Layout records
········

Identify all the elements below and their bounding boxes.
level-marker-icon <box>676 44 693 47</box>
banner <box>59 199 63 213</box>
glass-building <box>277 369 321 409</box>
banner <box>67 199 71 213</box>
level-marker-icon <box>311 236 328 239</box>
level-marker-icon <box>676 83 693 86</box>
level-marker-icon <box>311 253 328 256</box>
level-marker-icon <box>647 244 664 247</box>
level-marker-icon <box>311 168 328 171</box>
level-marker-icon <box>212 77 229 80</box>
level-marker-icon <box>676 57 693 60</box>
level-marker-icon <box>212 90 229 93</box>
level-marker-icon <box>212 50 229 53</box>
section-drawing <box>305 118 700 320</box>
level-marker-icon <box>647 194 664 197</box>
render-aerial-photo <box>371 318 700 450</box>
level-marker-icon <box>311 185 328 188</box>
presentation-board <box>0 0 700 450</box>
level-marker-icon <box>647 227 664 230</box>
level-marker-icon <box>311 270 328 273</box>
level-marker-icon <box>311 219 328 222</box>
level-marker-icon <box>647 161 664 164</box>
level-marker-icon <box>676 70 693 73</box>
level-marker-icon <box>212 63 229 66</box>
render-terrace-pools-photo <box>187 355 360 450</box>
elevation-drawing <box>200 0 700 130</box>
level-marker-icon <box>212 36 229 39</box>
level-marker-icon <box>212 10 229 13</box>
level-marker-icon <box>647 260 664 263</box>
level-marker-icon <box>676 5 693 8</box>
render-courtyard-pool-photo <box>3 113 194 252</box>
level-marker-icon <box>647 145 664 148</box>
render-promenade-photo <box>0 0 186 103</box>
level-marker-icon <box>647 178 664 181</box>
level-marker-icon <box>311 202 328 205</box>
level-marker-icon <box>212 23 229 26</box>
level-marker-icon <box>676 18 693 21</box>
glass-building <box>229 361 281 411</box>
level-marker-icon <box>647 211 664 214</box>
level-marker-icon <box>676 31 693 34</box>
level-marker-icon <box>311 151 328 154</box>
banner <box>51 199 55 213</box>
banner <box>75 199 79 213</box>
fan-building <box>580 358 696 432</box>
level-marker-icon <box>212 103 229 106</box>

········

Which lines in the records above contain the string "glass"? Return each one in full, treating uppercase and lowercase as different.

glass-building <box>277 369 321 409</box>
glass-building <box>229 361 281 411</box>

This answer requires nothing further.